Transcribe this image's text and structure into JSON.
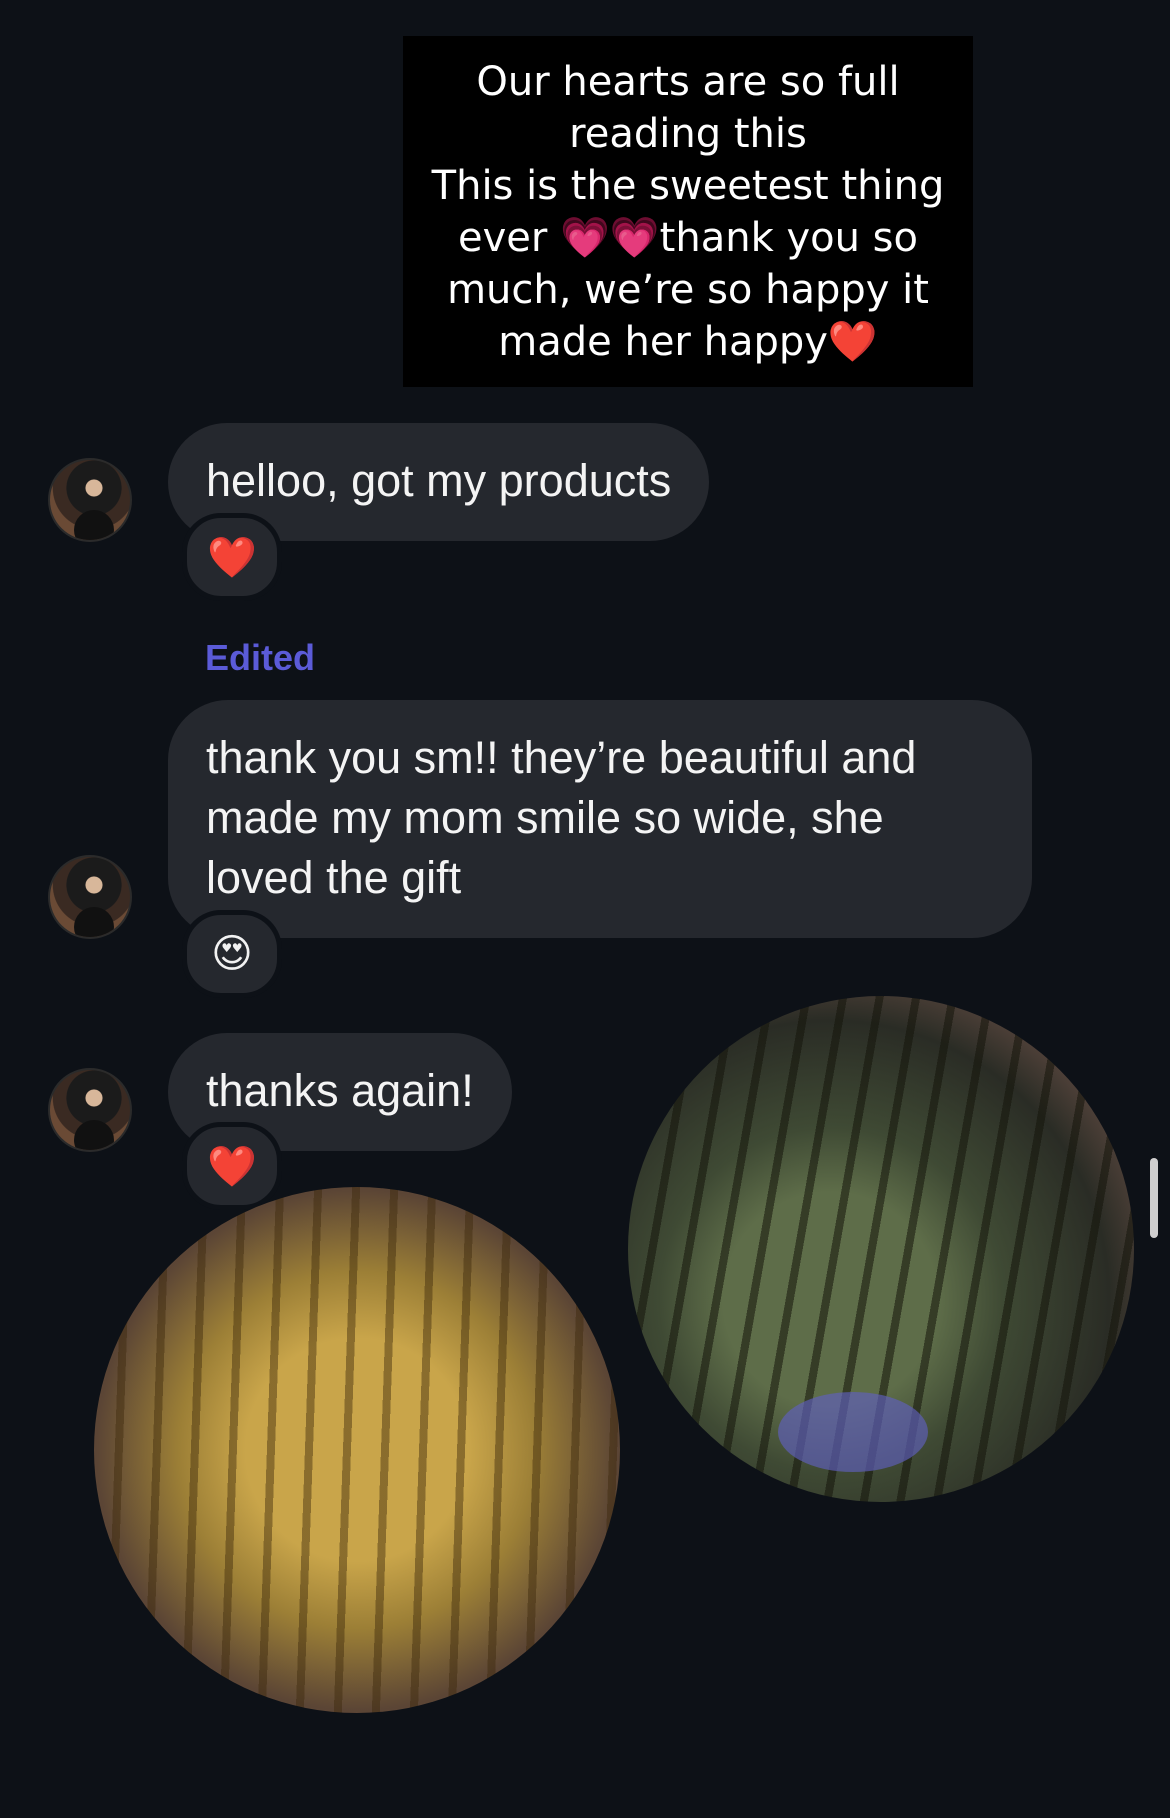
{
  "caption": {
    "lines": [
      "Our hearts are so full",
      "reading this",
      "This is the sweetest thing",
      "ever 💗💗thank you so",
      "much, we’re so happy it",
      "made her happy❤️"
    ]
  },
  "messages": [
    {
      "text": "helloo, got my products",
      "reaction": "❤️"
    },
    {
      "edited_label": "Edited",
      "text": "thank you sm!! they’re beautiful and made my mom smile so wide, she loved the gift",
      "reaction": "😍"
    },
    {
      "text": "thanks again!",
      "reaction": "❤️"
    }
  ],
  "icons": {
    "avatar": "profile-avatar",
    "reaction_heart": "red-heart",
    "reaction_smile": "heart-eyes-emoji"
  },
  "colors": {
    "background": "#0d1117",
    "bubble": "#25282e",
    "edited": "#5b5bd8"
  }
}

■ ■ ■ ■

GOAL OF THE EXERCISE >>
Keep only those lines of the records that hold "made", and return them.

WRITTEN SOLUTION >>
      "made her happy❤️"
      "text": "thank you sm!! they’re beautiful and made my mom smile so wide, she loved the gift",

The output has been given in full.